§ **Supplied information**
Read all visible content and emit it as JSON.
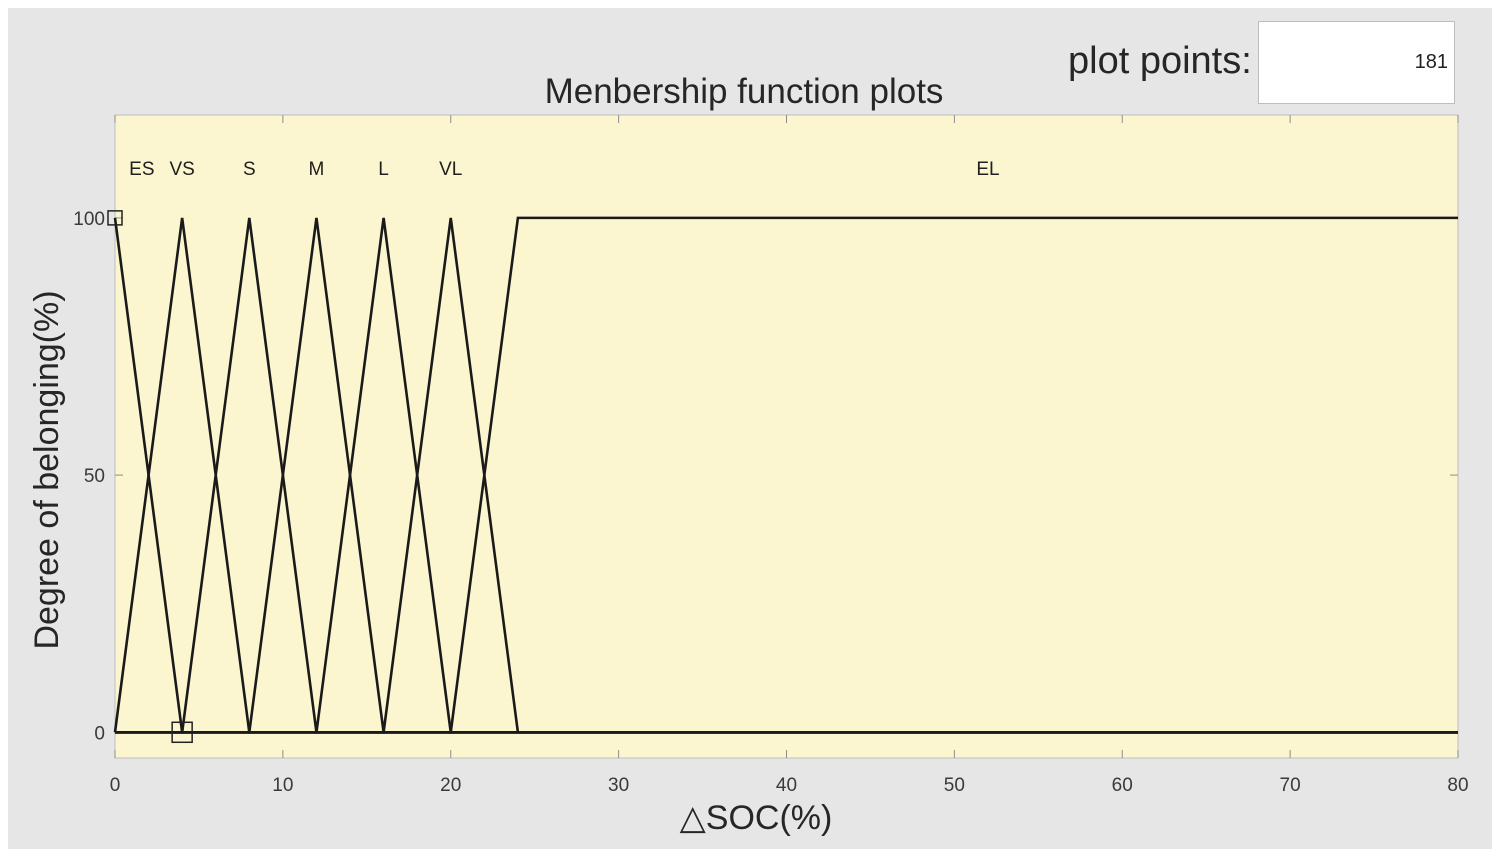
{
  "plot_points": {
    "label": "plot points:",
    "value": "181"
  },
  "chart_data": {
    "type": "line",
    "title": "Menbership function plots",
    "xlabel": "△SOC(%)",
    "ylabel": "Degree of belonging(%)",
    "xlim": [
      0,
      80
    ],
    "ylim": [
      -5,
      120
    ],
    "xticks": [
      0,
      10,
      20,
      30,
      40,
      50,
      60,
      70,
      80
    ],
    "yticks": [
      0,
      50,
      100
    ],
    "grid": false,
    "background_color": "#fbf6cf",
    "line_color": "#1a1a1a",
    "series": [
      {
        "name": "ES",
        "label_x": 1.6,
        "points": [
          [
            0,
            100
          ],
          [
            4,
            0
          ],
          [
            80,
            0
          ]
        ]
      },
      {
        "name": "VS",
        "label_x": 4,
        "points": [
          [
            0,
            0
          ],
          [
            4,
            100
          ],
          [
            8,
            0
          ],
          [
            80,
            0
          ]
        ]
      },
      {
        "name": "S",
        "label_x": 8,
        "points": [
          [
            0,
            0
          ],
          [
            4,
            0
          ],
          [
            8,
            100
          ],
          [
            12,
            0
          ],
          [
            80,
            0
          ]
        ]
      },
      {
        "name": "M",
        "label_x": 12,
        "points": [
          [
            0,
            0
          ],
          [
            8,
            0
          ],
          [
            12,
            100
          ],
          [
            16,
            0
          ],
          [
            80,
            0
          ]
        ]
      },
      {
        "name": "L",
        "label_x": 16,
        "points": [
          [
            0,
            0
          ],
          [
            12,
            0
          ],
          [
            16,
            100
          ],
          [
            20,
            0
          ],
          [
            80,
            0
          ]
        ]
      },
      {
        "name": "VL",
        "label_x": 20,
        "points": [
          [
            0,
            0
          ],
          [
            16,
            0
          ],
          [
            20,
            100
          ],
          [
            24,
            0
          ],
          [
            80,
            0
          ]
        ]
      },
      {
        "name": "EL",
        "label_x": 52,
        "points": [
          [
            0,
            0
          ],
          [
            20,
            0
          ],
          [
            24,
            100
          ],
          [
            80,
            100
          ]
        ]
      }
    ],
    "markers": [
      [
        0,
        100
      ],
      [
        4,
        0
      ]
    ]
  }
}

§ **What the task asks**
Take each line of the material that contains the word "name" and list it.

§ **Final answer**
        "name": "ES",
        "name": "VS",
        "name": "S",
        "name": "M",
        "name": "L",
        "name": "VL",
        "name": "EL",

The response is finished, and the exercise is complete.